Work required
Type out the material below exactly.

Records for processing
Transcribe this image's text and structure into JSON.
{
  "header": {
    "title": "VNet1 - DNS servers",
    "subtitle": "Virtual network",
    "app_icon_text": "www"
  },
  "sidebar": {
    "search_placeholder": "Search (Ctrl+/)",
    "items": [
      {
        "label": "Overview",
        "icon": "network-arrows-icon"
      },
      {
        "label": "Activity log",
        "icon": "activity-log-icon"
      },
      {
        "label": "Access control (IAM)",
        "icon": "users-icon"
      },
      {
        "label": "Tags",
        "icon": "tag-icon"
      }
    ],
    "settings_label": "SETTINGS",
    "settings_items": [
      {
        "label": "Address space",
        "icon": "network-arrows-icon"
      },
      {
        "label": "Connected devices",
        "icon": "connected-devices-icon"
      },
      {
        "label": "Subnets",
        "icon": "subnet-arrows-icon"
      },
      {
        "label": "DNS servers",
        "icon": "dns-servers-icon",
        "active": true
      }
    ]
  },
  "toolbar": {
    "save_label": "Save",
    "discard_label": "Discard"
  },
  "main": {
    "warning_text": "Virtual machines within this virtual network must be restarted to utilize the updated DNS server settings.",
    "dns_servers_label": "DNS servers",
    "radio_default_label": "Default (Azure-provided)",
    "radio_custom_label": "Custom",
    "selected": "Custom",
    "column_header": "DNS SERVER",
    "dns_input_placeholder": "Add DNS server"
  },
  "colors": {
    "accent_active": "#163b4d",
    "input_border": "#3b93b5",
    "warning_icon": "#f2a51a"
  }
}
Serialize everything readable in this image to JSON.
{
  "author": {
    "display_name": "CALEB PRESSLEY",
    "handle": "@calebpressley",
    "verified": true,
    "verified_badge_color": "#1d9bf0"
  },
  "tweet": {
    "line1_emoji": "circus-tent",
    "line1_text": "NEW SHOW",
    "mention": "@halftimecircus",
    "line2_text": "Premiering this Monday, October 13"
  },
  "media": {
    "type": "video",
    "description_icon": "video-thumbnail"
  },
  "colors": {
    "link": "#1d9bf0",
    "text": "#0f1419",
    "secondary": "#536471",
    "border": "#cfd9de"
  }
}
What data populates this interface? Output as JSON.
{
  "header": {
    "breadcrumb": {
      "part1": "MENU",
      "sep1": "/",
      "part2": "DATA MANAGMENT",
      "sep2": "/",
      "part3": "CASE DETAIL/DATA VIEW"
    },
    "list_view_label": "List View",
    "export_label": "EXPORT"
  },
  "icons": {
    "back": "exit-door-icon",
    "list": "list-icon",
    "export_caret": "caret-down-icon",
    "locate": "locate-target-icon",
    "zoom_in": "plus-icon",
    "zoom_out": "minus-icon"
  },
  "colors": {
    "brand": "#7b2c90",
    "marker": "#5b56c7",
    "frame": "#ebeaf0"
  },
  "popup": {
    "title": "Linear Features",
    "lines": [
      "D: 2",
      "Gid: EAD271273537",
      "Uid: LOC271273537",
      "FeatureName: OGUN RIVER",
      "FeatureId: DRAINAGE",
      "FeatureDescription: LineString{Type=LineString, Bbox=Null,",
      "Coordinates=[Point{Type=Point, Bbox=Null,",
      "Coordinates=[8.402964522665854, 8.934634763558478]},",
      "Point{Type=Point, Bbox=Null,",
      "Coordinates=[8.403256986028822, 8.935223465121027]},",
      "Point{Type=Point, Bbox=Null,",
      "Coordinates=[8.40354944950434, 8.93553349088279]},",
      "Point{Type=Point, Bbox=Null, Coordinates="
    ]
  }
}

Final result
Transcribe this image's text and structure into JSON.
{
  "header": {
    "title": "VNet1 - DNS servers",
    "subtitle": "Virtual network",
    "app_icon_text": "www"
  },
  "sidebar": {
    "search_placeholder": "Search (Ctrl+/)",
    "items": [
      {
        "label": "Overview",
        "icon": "network-arrows-icon"
      },
      {
        "label": "Activity log",
        "icon": "activity-log-icon"
      },
      {
        "label": "Access control (IAM)",
        "icon": "users-icon"
      },
      {
        "label": "Tags",
        "icon": "tag-icon"
      }
    ],
    "settings_label": "SETTINGS",
    "settings_items": [
      {
        "label": "Address space",
        "icon": "network-arrows-icon"
      },
      {
        "label": "Connected devices",
        "icon": "connected-devices-icon"
      },
      {
        "label": "Subnets",
        "icon": "subnet-arrows-icon"
      },
      {
        "label": "DNS servers",
        "icon": "dns-servers-icon",
        "active": true
      }
    ]
  },
  "toolbar": {
    "save_label": "Save",
    "discard_label": "Discard"
  },
  "main": {
    "warning_text": "Virtual machines within this virtual network must be restarted to utilize the updated DNS server settings.",
    "dns_servers_label": "DNS servers",
    "radio_default_label": "Default (Azure-provided)",
    "radio_custom_label": "Custom",
    "selected": "Custom",
    "column_header": "DNS SERVER",
    "dns_input_placeholder": "Add DNS server"
  },
  "colors": {
    "accent_active": "#163b4d",
    "input_border": "#3b93b5",
    "warning_icon": "#f2a51a"
  }
}
Serialize everything readable in this image to JSON.
{
  "author": {
    "display_name": "CALEB PRESSLEY",
    "handle": "@calebpressley",
    "verified": true,
    "verified_badge_color": "#1d9bf0"
  },
  "tweet": {
    "line1_emoji": "circus-tent",
    "line1_text": "NEW SHOW",
    "mention": "@halftimecircus",
    "line2_text": "Premiering this Monday, October 13"
  },
  "media": {
    "type": "video",
    "description_icon": "video-thumbnail"
  },
  "colors": {
    "link": "#1d9bf0",
    "text": "#0f1419",
    "secondary": "#536471",
    "border": "#cfd9de"
  }
}
What data populates this interface? Output as JSON.
{
  "header": {
    "breadcrumb": {
      "part1": "MENU",
      "sep1": "/",
      "part2": "DATA MANAGMENT",
      "sep2": "/",
      "part3": "CASE DETAIL/DATA VIEW"
    },
    "list_view_label": "List View",
    "export_label": "EXPORT"
  },
  "icons": {
    "back": "exit-door-icon",
    "list": "list-icon",
    "export_caret": "caret-down-icon",
    "locate": "locate-target-icon",
    "zoom_in": "plus-icon",
    "zoom_out": "minus-icon"
  },
  "colors": {
    "brand": "#7b2c90",
    "marker": "#5b56c7",
    "frame": "#ebeaf0"
  },
  "popup": {
    "title": "Linear Features",
    "lines": [
      "D: 2",
      "Gid: EAD271273537",
      "Uid: LOC271273537",
      "FeatureName: OGUN RIVER",
      "FeatureId: DRAINAGE",
      "FeatureDescription: LineString{Type=LineString, Bbox=Null,",
      "Coordinates=[Point{Type=Point, Bbox=Null,",
      "Coordinates=[8.402964522665854, 8.934634763558478]},",
      "Point{Type=Point, Bbox=Null,",
      "Coordinates=[8.403256986028822, 8.935223465121027]},",
      "Point{Type=Point, Bbox=Null,",
      "Coordinates=[8.40354944950434, 8.93553349088279]},",
      "Point{Type=Point, Bbox=Null, Coordinates="
    ]
  }
}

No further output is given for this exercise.